● **Exercise brief**
Return every line of the data below that includes the string "inbox".

_ _ _ _

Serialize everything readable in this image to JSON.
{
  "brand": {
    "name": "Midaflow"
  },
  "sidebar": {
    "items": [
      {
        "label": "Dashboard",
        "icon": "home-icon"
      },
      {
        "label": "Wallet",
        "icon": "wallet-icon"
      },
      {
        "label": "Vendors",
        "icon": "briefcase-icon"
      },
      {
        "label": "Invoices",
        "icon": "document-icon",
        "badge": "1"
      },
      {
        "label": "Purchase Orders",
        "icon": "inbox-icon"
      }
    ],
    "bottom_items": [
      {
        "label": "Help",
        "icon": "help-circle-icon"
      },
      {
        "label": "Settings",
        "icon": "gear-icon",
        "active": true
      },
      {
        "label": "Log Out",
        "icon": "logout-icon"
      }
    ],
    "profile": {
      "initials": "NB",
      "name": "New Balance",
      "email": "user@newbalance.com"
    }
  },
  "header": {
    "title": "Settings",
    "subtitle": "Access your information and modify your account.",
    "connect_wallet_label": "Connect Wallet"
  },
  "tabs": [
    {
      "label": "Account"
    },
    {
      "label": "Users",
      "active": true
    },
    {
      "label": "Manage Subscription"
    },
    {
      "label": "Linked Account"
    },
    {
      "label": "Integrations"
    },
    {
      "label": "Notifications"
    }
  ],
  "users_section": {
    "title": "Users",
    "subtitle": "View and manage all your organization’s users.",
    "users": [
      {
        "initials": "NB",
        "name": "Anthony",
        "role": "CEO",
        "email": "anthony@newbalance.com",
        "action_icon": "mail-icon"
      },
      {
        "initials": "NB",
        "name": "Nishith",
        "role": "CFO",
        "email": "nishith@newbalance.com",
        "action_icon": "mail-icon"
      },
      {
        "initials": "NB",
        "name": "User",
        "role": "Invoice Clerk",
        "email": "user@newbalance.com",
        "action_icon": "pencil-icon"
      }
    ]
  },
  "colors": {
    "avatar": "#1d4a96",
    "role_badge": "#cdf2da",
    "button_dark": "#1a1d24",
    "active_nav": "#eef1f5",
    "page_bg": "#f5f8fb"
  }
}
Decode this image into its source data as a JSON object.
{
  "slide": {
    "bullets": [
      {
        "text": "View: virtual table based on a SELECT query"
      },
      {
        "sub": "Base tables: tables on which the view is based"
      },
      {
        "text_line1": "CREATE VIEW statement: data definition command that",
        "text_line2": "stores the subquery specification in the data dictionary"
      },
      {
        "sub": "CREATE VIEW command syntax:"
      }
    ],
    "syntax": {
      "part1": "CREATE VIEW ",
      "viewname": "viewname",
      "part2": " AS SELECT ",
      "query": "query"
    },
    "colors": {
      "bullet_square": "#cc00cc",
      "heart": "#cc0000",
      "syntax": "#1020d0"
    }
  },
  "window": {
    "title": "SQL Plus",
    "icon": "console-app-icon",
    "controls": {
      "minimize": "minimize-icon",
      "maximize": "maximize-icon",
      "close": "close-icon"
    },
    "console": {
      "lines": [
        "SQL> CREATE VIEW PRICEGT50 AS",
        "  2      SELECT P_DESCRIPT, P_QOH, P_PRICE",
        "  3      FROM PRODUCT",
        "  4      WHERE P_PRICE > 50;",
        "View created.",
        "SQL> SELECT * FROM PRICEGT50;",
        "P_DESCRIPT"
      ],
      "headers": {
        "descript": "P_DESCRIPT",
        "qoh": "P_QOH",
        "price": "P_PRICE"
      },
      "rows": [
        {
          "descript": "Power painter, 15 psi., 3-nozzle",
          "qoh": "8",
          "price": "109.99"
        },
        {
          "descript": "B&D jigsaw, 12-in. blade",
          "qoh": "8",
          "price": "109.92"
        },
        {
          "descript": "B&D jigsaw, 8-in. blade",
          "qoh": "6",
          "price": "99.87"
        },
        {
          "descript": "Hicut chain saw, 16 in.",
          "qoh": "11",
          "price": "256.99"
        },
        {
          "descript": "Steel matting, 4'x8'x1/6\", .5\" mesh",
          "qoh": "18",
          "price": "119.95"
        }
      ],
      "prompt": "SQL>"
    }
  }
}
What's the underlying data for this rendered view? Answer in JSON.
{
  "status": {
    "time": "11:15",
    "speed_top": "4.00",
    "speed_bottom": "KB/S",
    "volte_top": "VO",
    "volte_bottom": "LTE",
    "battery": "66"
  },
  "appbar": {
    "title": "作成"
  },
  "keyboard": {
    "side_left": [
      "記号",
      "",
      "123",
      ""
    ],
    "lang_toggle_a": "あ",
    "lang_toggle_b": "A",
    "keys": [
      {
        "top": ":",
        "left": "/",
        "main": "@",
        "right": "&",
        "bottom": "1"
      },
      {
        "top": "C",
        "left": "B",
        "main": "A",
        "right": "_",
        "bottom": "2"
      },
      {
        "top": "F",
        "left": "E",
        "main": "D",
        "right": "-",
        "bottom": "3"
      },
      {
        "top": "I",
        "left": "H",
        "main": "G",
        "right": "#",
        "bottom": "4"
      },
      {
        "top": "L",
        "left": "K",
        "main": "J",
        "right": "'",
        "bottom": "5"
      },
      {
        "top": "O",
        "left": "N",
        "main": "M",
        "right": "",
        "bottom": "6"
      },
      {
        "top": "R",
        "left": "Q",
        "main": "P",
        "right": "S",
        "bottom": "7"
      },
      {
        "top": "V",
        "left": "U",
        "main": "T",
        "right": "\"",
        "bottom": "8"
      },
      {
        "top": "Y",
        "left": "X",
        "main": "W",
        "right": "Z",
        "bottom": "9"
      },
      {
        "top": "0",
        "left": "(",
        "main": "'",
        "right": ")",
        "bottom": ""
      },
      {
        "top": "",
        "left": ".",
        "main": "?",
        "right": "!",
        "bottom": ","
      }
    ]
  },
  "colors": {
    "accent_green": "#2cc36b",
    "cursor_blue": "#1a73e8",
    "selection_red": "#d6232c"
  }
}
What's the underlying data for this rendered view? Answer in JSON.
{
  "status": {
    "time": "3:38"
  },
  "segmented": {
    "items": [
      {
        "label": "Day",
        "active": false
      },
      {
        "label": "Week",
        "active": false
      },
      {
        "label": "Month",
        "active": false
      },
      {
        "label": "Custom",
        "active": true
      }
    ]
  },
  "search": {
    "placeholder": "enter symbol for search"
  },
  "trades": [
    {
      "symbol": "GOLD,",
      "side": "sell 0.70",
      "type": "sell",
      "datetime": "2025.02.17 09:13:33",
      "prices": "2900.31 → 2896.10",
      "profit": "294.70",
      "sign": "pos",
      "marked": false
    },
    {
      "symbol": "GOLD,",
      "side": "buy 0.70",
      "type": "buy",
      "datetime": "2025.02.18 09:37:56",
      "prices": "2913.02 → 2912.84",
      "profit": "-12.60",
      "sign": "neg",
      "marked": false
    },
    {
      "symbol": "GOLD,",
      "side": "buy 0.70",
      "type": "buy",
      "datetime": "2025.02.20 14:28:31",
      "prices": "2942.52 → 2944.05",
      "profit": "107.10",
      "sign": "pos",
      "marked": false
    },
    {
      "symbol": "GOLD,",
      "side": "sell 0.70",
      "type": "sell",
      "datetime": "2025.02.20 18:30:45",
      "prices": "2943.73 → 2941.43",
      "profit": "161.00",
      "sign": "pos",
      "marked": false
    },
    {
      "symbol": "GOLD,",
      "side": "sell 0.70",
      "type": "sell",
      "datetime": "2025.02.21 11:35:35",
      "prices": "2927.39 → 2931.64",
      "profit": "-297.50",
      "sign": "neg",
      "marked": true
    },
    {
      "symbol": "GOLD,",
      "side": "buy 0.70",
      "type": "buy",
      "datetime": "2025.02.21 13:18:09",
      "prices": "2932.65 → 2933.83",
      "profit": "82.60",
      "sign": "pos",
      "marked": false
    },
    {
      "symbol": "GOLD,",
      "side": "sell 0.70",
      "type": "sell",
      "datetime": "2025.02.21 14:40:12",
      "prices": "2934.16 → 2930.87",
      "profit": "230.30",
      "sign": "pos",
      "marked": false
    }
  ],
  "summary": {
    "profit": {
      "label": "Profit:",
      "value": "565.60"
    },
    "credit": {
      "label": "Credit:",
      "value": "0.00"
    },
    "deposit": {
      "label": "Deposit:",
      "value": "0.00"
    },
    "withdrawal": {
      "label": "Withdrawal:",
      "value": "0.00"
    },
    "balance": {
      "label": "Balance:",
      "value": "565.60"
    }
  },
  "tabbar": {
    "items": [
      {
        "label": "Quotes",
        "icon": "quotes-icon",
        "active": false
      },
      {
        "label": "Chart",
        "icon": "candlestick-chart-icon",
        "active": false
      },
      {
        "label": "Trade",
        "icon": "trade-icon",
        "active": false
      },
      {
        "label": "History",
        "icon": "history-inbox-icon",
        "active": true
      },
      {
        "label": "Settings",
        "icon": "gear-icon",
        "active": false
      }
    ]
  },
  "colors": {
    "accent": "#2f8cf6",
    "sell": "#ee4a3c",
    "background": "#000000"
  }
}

_ _ _ _

● **Response**
        "icon": "inbox-icon"
        "icon": "history-inbox-icon",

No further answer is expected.